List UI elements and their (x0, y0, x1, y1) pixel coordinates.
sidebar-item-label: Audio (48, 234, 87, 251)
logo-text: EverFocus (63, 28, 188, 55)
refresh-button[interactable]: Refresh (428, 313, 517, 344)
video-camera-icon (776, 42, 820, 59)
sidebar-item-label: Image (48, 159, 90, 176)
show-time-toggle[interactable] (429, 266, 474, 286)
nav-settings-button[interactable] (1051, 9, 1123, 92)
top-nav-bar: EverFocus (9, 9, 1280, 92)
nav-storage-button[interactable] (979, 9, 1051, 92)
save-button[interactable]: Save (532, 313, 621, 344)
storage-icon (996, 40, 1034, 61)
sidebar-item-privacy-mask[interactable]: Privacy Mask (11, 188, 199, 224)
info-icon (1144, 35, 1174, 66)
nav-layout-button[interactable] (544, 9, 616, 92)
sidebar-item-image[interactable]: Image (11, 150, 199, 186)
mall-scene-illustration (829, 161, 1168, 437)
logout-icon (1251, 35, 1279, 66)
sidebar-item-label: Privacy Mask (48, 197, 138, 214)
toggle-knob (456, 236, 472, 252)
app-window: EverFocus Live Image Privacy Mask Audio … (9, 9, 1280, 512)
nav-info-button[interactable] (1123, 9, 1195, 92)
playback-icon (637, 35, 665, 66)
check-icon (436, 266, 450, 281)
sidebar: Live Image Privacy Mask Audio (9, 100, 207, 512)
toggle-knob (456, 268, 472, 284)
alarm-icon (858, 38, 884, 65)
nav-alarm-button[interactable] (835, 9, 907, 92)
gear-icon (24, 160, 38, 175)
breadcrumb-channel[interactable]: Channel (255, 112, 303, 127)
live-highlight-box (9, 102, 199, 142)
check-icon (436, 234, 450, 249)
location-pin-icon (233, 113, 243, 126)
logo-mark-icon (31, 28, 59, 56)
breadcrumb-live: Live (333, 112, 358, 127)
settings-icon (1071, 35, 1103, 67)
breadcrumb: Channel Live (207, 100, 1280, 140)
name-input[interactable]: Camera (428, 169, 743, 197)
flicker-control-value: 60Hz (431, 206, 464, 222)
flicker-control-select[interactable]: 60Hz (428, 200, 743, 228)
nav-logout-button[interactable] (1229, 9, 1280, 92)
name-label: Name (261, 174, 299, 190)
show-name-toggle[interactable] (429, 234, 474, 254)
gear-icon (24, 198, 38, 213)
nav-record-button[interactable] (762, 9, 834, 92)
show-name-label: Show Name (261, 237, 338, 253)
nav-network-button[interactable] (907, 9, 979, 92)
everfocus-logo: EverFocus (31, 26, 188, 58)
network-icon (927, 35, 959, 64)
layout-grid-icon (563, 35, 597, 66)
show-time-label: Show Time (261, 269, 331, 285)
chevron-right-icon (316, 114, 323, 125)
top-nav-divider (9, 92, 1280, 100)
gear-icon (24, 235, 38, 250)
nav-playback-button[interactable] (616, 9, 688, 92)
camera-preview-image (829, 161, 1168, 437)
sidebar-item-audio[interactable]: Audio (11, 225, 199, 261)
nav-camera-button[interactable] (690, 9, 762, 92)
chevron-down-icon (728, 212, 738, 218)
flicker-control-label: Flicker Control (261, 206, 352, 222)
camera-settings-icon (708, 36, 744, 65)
- - -
= 서술형 문제 =
위 행 목록의 첫 행에서 시작하여 "show-time-label: Show Time"가 들어 있는 행에서 끝나는 구간을 양 끝 행을 포함해 한 글자도 바꾸지 말고 추출하시오.

= 문제 풀이 =
List UI elements and their (x0, y0, x1, y1) pixel coordinates.
sidebar-item-label: Audio (48, 234, 87, 251)
logo-text: EverFocus (63, 28, 188, 55)
refresh-button[interactable]: Refresh (428, 313, 517, 344)
video-camera-icon (776, 42, 820, 59)
sidebar-item-label: Image (48, 159, 90, 176)
show-time-toggle[interactable] (429, 266, 474, 286)
nav-settings-button[interactable] (1051, 9, 1123, 92)
top-nav-bar: EverFocus (9, 9, 1280, 92)
nav-storage-button[interactable] (979, 9, 1051, 92)
save-button[interactable]: Save (532, 313, 621, 344)
storage-icon (996, 40, 1034, 61)
sidebar-item-privacy-mask[interactable]: Privacy Mask (11, 188, 199, 224)
info-icon (1144, 35, 1174, 66)
nav-layout-button[interactable] (544, 9, 616, 92)
sidebar-item-image[interactable]: Image (11, 150, 199, 186)
mall-scene-illustration (829, 161, 1168, 437)
logout-icon (1251, 35, 1279, 66)
sidebar-item-label: Privacy Mask (48, 197, 138, 214)
toggle-knob (456, 236, 472, 252)
app-window: EverFocus Live Image Privacy Mask Audio … (9, 9, 1280, 512)
nav-info-button[interactable] (1123, 9, 1195, 92)
playback-icon (637, 35, 665, 66)
check-icon (436, 266, 450, 281)
sidebar: Live Image Privacy Mask Audio (9, 100, 207, 512)
toggle-knob (456, 268, 472, 284)
alarm-icon (858, 38, 884, 65)
nav-alarm-button[interactable] (835, 9, 907, 92)
gear-icon (24, 160, 38, 175)
breadcrumb-channel[interactable]: Channel (255, 112, 303, 127)
live-highlight-box (9, 102, 199, 142)
check-icon (436, 234, 450, 249)
location-pin-icon (233, 113, 243, 126)
logo-mark-icon (31, 28, 59, 56)
breadcrumb-live: Live (333, 112, 358, 127)
settings-icon (1071, 35, 1103, 67)
breadcrumb: Channel Live (207, 100, 1280, 140)
name-input[interactable]: Camera (428, 169, 743, 197)
flicker-control-value: 60Hz (431, 206, 464, 222)
flicker-control-select[interactable]: 60Hz (428, 200, 743, 228)
nav-logout-button[interactable] (1229, 9, 1280, 92)
name-label: Name (261, 174, 299, 190)
show-name-toggle[interactable] (429, 234, 474, 254)
gear-icon (24, 198, 38, 213)
nav-record-button[interactable] (762, 9, 834, 92)
show-name-label: Show Name (261, 237, 338, 253)
nav-network-button[interactable] (907, 9, 979, 92)
everfocus-logo: EverFocus (31, 26, 188, 58)
network-icon (927, 35, 959, 64)
layout-grid-icon (563, 35, 597, 66)
show-time-label: Show Time (261, 269, 331, 285)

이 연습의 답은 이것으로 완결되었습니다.